__Structured figure records__

▼

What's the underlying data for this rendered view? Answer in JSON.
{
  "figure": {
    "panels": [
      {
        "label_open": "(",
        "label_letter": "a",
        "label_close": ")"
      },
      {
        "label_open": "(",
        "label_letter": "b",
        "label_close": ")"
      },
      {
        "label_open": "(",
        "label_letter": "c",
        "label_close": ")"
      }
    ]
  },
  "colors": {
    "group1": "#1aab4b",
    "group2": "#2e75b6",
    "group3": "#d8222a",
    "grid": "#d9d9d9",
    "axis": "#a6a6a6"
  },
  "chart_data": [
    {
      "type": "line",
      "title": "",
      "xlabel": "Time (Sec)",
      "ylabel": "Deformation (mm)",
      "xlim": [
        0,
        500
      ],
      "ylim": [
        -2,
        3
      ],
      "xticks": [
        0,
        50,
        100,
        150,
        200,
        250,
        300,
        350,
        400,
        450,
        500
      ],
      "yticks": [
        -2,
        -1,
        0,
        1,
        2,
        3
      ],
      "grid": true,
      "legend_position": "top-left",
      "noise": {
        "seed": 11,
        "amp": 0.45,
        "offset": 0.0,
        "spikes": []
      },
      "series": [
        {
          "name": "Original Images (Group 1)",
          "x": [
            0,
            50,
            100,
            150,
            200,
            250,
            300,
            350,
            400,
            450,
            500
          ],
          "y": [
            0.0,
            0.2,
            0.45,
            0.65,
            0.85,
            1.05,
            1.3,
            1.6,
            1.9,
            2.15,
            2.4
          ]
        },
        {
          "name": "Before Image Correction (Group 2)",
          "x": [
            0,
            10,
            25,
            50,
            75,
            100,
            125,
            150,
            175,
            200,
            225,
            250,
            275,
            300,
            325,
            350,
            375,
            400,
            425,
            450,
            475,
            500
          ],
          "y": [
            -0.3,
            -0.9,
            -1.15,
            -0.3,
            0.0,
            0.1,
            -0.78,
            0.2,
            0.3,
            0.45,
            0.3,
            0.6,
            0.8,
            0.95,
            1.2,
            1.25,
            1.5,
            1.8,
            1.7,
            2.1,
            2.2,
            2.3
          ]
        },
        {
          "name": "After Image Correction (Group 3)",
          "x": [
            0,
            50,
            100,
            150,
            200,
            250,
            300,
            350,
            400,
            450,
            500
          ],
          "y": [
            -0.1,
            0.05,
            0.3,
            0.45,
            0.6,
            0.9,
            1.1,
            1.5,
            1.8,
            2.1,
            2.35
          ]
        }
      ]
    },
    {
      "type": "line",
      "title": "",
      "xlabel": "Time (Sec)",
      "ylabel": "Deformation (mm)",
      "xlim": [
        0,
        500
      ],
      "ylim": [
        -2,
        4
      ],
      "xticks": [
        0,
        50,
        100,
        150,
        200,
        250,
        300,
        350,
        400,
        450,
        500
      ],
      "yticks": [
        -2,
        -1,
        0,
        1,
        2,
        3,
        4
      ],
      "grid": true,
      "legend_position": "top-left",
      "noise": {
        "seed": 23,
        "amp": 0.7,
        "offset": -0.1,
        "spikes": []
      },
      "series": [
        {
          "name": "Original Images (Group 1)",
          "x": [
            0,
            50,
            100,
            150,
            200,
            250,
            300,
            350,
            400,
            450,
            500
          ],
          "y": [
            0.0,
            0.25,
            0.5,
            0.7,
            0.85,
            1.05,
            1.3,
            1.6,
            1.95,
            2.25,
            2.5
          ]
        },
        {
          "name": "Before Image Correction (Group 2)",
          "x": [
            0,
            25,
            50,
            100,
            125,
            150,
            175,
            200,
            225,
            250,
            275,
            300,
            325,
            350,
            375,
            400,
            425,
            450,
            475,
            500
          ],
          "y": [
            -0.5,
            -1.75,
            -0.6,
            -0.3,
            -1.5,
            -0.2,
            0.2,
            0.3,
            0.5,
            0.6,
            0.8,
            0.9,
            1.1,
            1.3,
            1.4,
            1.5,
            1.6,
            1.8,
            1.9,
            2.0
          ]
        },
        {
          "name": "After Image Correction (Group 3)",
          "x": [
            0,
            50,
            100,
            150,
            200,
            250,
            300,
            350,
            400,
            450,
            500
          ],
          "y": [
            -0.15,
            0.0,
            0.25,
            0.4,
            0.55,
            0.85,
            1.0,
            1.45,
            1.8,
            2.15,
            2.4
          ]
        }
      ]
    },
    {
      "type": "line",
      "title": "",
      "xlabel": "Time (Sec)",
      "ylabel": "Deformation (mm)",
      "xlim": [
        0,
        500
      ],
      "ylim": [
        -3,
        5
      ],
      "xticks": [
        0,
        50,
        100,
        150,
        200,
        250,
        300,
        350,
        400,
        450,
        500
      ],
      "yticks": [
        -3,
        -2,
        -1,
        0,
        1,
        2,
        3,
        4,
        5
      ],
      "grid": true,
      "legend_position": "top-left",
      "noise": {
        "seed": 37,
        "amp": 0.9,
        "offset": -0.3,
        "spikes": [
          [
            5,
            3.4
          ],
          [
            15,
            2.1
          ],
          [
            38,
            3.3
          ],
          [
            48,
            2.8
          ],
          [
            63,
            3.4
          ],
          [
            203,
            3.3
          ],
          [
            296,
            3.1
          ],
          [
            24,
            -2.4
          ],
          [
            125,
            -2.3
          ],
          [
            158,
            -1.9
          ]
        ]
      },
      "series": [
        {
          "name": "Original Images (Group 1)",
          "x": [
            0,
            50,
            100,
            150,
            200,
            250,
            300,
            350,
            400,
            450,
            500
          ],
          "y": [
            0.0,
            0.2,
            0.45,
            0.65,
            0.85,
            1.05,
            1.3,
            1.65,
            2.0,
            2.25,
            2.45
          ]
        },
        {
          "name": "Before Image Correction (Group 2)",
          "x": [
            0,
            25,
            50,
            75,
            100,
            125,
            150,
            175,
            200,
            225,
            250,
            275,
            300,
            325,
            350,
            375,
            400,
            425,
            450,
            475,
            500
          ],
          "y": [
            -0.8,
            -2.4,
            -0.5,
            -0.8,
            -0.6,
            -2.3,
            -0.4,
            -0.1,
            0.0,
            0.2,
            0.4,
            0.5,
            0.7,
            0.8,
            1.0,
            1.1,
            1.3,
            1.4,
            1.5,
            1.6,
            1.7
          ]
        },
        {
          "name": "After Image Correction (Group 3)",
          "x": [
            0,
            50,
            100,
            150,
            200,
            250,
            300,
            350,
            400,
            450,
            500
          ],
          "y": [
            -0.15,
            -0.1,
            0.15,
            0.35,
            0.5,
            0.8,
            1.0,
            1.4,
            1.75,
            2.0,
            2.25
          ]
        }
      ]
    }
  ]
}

▲

__AIM__
Repeat every entry word for word.

__RESULT FOR THIS EXERCISE__
What's the underlying data for this rendered view? Answer in JSON.
{
  "figure": {
    "panels": [
      {
        "label_open": "(",
        "label_letter": "a",
        "label_close": ")"
      },
      {
        "label_open": "(",
        "label_letter": "b",
        "label_close": ")"
      },
      {
        "label_open": "(",
        "label_letter": "c",
        "label_close": ")"
      }
    ]
  },
  "colors": {
    "group1": "#1aab4b",
    "group2": "#2e75b6",
    "group3": "#d8222a",
    "grid": "#d9d9d9",
    "axis": "#a6a6a6"
  },
  "chart_data": [
    {
      "type": "line",
      "title": "",
      "xlabel": "Time (Sec)",
      "ylabel": "Deformation (mm)",
      "xlim": [
        0,
        500
      ],
      "ylim": [
        -2,
        3
      ],
      "xticks": [
        0,
        50,
        100,
        150,
        200,
        250,
        300,
        350,
        400,
        450,
        500
      ],
      "yticks": [
        -2,
        -1,
        0,
        1,
        2,
        3
      ],
      "grid": true,
      "legend_position": "top-left",
      "noise": {
        "seed": 11,
        "amp": 0.45,
        "offset": 0.0,
        "spikes": []
      },
      "series": [
        {
          "name": "Original Images (Group 1)",
          "x": [
            0,
            50,
            100,
            150,
            200,
            250,
            300,
            350,
            400,
            450,
            500
          ],
          "y": [
            0.0,
            0.2,
            0.45,
            0.65,
            0.85,
            1.05,
            1.3,
            1.6,
            1.9,
            2.15,
            2.4
          ]
        },
        {
          "name": "Before Image Correction (Group 2)",
          "x": [
            0,
            10,
            25,
            50,
            75,
            100,
            125,
            150,
            175,
            200,
            225,
            250,
            275,
            300,
            325,
            350,
            375,
            400,
            425,
            450,
            475,
            500
          ],
          "y": [
            -0.3,
            -0.9,
            -1.15,
            -0.3,
            0.0,
            0.1,
            -0.78,
            0.2,
            0.3,
            0.45,
            0.3,
            0.6,
            0.8,
            0.95,
            1.2,
            1.25,
            1.5,
            1.8,
            1.7,
            2.1,
            2.2,
            2.3
          ]
        },
        {
          "name": "After Image Correction (Group 3)",
          "x": [
            0,
            50,
            100,
            150,
            200,
            250,
            300,
            350,
            400,
            450,
            500
          ],
          "y": [
            -0.1,
            0.05,
            0.3,
            0.45,
            0.6,
            0.9,
            1.1,
            1.5,
            1.8,
            2.1,
            2.35
          ]
        }
      ]
    },
    {
      "type": "line",
      "title": "",
      "xlabel": "Time (Sec)",
      "ylabel": "Deformation (mm)",
      "xlim": [
        0,
        500
      ],
      "ylim": [
        -2,
        4
      ],
      "xticks": [
        0,
        50,
        100,
        150,
        200,
        250,
        300,
        350,
        400,
        450,
        500
      ],
      "yticks": [
        -2,
        -1,
        0,
        1,
        2,
        3,
        4
      ],
      "grid": true,
      "legend_position": "top-left",
      "noise": {
        "seed": 23,
        "amp": 0.7,
        "offset": -0.1,
        "spikes": []
      },
      "series": [
        {
          "name": "Original Images (Group 1)",
          "x": [
            0,
            50,
            100,
            150,
            200,
            250,
            300,
            350,
            400,
            450,
            500
          ],
          "y": [
            0.0,
            0.25,
            0.5,
            0.7,
            0.85,
            1.05,
            1.3,
            1.6,
            1.95,
            2.25,
            2.5
          ]
        },
        {
          "name": "Before Image Correction (Group 2)",
          "x": [
            0,
            25,
            50,
            100,
            125,
            150,
            175,
            200,
            225,
            250,
            275,
            300,
            325,
            350,
            375,
            400,
            425,
            450,
            475,
            500
          ],
          "y": [
            -0.5,
            -1.75,
            -0.6,
            -0.3,
            -1.5,
            -0.2,
            0.2,
            0.3,
            0.5,
            0.6,
            0.8,
            0.9,
            1.1,
            1.3,
            1.4,
            1.5,
            1.6,
            1.8,
            1.9,
            2.0
          ]
        },
        {
          "name": "After Image Correction (Group 3)",
          "x": [
            0,
            50,
            100,
            150,
            200,
            250,
            300,
            350,
            400,
            450,
            500
          ],
          "y": [
            -0.15,
            0.0,
            0.25,
            0.4,
            0.55,
            0.85,
            1.0,
            1.45,
            1.8,
            2.15,
            2.4
          ]
        }
      ]
    },
    {
      "type": "line",
      "title": "",
      "xlabel": "Time (Sec)",
      "ylabel": "Deformation (mm)",
      "xlim": [
        0,
        500
      ],
      "ylim": [
        -3,
        5
      ],
      "xticks": [
        0,
        50,
        100,
        150,
        200,
        250,
        300,
        350,
        400,
        450,
        500
      ],
      "yticks": [
        -3,
        -2,
        -1,
        0,
        1,
        2,
        3,
        4,
        5
      ],
      "grid": true,
      "legend_position": "top-left",
      "noise": {
        "seed": 37,
        "amp": 0.9,
        "offset": -0.3,
        "spikes": [
          [
            5,
            3.4
          ],
          [
            15,
            2.1
          ],
          [
            38,
            3.3
          ],
          [
            48,
            2.8
          ],
          [
            63,
            3.4
          ],
          [
            203,
            3.3
          ],
          [
            296,
            3.1
          ],
          [
            24,
            -2.4
          ],
          [
            125,
            -2.3
          ],
          [
            158,
            -1.9
          ]
        ]
      },
      "series": [
        {
          "name": "Original Images (Group 1)",
          "x": [
            0,
            50,
            100,
            150,
            200,
            250,
            300,
            350,
            400,
            450,
            500
          ],
          "y": [
            0.0,
            0.2,
            0.45,
            0.65,
            0.85,
            1.05,
            1.3,
            1.65,
            2.0,
            2.25,
            2.45
          ]
        },
        {
          "name": "Before Image Correction (Group 2)",
          "x": [
            0,
            25,
            50,
            75,
            100,
            125,
            150,
            175,
            200,
            225,
            250,
            275,
            300,
            325,
            350,
            375,
            400,
            425,
            450,
            475,
            500
          ],
          "y": [
            -0.8,
            -2.4,
            -0.5,
            -0.8,
            -0.6,
            -2.3,
            -0.4,
            -0.1,
            0.0,
            0.2,
            0.4,
            0.5,
            0.7,
            0.8,
            1.0,
            1.1,
            1.3,
            1.4,
            1.5,
            1.6,
            1.7
          ]
        },
        {
          "name": "After Image Correction (Group 3)",
          "x": [
            0,
            50,
            100,
            150,
            200,
            250,
            300,
            350,
            400,
            450,
            500
          ],
          "y": [
            -0.15,
            -0.1,
            0.15,
            0.35,
            0.5,
            0.8,
            1.0,
            1.4,
            1.75,
            2.0,
            2.25
          ]
        }
      ]
    }
  ]
}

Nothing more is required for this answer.